Your goal — List all lines of the data containing the word "быть".

Entries —

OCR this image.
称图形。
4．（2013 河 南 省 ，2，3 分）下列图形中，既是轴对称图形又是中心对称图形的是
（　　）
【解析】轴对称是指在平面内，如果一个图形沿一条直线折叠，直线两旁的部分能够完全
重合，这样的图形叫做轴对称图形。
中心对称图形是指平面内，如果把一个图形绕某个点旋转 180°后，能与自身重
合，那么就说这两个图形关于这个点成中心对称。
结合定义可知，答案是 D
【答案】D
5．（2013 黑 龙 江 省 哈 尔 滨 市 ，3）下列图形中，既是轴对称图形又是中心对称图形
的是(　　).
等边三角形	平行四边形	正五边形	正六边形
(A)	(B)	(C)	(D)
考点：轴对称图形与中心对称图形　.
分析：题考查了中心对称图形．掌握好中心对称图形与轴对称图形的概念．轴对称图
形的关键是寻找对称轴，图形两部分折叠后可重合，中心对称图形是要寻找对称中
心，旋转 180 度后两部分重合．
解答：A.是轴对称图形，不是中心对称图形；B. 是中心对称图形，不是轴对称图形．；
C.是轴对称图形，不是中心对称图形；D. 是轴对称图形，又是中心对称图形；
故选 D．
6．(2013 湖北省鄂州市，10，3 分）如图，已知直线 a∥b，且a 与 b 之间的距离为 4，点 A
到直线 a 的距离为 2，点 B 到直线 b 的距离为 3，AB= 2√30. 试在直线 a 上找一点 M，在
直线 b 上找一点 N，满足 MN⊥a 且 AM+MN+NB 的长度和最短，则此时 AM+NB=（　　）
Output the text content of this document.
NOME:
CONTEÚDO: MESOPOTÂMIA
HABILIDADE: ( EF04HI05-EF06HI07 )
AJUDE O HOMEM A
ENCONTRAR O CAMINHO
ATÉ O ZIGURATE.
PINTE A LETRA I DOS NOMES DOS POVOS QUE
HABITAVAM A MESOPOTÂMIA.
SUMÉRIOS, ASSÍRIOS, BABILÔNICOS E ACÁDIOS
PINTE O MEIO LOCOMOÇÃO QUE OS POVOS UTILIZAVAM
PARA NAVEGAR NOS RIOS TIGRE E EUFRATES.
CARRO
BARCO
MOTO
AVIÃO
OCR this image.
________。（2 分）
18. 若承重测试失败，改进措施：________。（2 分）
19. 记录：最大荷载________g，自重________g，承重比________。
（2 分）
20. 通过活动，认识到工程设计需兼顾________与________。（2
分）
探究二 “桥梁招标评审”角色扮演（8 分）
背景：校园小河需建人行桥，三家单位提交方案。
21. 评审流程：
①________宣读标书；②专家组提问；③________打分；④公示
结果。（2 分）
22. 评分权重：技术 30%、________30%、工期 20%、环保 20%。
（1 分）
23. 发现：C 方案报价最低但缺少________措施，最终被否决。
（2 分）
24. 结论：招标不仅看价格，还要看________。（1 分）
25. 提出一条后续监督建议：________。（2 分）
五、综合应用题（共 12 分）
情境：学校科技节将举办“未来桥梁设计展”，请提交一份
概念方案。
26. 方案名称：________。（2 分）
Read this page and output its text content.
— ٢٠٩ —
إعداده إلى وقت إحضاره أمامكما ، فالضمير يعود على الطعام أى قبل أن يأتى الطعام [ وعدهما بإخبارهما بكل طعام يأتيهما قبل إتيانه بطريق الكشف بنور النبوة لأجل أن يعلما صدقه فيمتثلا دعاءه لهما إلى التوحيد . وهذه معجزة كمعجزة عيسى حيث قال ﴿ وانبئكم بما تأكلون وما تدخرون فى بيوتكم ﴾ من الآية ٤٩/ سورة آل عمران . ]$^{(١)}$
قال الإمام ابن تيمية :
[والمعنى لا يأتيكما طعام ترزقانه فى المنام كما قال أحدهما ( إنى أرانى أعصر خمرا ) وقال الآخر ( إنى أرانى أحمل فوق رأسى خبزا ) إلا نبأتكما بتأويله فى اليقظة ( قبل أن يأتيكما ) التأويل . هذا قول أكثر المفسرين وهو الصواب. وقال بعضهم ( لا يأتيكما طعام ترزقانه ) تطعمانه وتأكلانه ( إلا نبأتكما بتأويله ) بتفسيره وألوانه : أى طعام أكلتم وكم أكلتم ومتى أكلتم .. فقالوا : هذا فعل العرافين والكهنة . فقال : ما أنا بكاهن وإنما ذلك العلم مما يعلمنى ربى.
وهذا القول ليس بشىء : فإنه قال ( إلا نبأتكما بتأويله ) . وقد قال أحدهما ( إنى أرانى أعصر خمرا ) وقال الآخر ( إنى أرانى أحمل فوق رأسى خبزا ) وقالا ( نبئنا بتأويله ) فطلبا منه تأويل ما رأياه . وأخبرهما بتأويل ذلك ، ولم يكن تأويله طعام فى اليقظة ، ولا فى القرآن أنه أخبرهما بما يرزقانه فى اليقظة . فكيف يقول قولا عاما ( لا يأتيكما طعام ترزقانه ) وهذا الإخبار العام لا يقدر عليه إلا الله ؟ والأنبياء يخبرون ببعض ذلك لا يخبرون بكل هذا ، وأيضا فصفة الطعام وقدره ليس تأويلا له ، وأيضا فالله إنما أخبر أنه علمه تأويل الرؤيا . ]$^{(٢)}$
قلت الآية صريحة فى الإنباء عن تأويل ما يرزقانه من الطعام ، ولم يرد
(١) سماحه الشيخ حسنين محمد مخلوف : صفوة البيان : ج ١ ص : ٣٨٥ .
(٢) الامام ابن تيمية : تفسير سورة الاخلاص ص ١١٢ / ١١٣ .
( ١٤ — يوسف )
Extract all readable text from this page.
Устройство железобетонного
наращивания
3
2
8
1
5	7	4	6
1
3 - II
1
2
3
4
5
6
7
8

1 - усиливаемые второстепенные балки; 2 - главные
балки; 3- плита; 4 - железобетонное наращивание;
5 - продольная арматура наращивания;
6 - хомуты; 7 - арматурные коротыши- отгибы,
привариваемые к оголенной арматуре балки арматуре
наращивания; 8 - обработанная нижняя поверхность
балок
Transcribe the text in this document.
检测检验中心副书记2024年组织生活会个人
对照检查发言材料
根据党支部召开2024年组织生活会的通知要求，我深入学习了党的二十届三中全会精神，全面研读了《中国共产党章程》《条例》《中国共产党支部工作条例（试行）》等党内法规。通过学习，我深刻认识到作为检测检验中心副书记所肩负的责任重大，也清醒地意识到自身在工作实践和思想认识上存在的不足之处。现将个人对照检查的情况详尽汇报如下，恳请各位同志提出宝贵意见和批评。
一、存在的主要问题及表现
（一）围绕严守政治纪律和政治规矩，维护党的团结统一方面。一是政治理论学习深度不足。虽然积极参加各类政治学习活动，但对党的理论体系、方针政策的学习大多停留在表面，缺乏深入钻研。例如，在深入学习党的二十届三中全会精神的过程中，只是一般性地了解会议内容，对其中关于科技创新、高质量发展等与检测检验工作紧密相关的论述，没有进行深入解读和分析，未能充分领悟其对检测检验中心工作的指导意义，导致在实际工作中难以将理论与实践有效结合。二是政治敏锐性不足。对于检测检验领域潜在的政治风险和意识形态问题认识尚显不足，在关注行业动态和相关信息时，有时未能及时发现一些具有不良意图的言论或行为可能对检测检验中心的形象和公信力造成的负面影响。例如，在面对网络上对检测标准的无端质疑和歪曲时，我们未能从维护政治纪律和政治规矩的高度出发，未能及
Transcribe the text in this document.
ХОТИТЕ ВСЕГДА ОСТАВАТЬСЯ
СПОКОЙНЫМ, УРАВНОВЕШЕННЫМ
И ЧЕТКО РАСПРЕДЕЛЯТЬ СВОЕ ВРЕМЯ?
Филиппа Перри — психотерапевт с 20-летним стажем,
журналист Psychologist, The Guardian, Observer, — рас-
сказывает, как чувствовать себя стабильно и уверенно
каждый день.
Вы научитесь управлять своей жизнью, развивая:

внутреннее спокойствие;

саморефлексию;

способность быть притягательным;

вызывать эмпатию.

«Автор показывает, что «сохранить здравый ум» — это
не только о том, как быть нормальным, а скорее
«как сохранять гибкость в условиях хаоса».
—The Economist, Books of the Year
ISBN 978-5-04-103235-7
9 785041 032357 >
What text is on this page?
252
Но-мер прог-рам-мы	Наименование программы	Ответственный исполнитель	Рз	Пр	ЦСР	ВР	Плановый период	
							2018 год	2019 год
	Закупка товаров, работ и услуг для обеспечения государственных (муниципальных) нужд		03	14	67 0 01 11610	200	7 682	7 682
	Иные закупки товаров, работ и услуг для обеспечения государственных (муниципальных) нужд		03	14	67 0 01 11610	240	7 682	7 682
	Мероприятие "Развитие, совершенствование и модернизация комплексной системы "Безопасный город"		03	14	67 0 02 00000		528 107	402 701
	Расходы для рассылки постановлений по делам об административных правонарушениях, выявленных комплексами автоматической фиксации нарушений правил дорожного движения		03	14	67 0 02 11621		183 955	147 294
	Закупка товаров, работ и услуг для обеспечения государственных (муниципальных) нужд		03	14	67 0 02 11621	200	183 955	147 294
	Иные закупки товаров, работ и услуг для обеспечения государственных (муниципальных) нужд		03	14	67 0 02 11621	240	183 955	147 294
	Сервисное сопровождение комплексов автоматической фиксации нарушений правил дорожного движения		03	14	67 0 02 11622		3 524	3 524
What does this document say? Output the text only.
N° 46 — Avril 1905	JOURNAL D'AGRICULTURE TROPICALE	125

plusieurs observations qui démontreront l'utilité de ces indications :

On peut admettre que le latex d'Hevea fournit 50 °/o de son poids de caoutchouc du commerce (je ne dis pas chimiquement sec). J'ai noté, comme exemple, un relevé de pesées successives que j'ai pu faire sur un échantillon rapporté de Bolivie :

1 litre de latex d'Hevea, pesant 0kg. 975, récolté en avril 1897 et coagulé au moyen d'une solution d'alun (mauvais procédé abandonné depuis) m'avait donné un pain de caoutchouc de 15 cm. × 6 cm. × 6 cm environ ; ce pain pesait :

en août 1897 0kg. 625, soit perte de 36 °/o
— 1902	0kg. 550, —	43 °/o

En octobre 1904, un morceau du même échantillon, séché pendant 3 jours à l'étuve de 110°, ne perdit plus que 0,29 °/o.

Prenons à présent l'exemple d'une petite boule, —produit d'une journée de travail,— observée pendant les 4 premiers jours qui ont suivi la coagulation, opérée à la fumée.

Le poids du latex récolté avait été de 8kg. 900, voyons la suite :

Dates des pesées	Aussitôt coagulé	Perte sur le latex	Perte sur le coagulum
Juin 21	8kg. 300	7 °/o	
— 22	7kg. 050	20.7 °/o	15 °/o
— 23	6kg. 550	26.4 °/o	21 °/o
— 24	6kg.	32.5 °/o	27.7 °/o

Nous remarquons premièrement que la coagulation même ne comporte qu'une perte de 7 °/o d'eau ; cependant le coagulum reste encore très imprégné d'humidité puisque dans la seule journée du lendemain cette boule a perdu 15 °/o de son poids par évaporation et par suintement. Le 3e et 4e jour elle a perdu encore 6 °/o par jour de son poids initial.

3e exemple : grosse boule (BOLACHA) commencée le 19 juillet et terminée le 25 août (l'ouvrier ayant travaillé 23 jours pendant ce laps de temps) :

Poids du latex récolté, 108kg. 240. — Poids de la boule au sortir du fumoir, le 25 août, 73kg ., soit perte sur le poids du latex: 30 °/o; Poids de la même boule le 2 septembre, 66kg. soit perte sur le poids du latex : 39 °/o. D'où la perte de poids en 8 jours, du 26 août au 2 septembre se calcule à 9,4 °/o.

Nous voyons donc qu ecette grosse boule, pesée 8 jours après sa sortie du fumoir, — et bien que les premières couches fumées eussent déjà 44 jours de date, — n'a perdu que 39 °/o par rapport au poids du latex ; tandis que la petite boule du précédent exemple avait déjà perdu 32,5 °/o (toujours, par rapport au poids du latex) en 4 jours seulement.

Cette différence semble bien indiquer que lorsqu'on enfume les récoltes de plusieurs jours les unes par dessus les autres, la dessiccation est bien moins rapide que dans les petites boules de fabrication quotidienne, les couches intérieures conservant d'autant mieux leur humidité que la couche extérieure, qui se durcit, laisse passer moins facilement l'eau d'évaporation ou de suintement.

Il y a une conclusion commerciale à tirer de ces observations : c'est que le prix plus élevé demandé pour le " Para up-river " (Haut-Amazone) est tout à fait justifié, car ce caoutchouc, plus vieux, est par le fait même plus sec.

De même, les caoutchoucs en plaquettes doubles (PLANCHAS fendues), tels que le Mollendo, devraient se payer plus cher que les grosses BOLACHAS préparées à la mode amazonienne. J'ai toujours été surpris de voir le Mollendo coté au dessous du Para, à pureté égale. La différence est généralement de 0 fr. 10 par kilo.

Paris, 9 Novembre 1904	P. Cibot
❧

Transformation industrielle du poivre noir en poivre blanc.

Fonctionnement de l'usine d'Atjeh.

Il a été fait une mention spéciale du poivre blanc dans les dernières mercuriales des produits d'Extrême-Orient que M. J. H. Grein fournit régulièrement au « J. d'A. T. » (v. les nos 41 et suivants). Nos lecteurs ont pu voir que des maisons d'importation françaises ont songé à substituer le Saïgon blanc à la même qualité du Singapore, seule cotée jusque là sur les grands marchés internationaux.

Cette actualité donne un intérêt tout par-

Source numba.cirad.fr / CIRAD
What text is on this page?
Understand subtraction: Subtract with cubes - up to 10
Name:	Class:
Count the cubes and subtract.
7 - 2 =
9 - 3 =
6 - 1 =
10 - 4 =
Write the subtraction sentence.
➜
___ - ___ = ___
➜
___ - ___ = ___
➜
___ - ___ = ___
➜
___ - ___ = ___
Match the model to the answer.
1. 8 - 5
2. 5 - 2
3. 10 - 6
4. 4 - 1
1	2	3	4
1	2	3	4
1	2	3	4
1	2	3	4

Answer —
способность быть притягательным;
не только о том, как быть нормальным, а скорее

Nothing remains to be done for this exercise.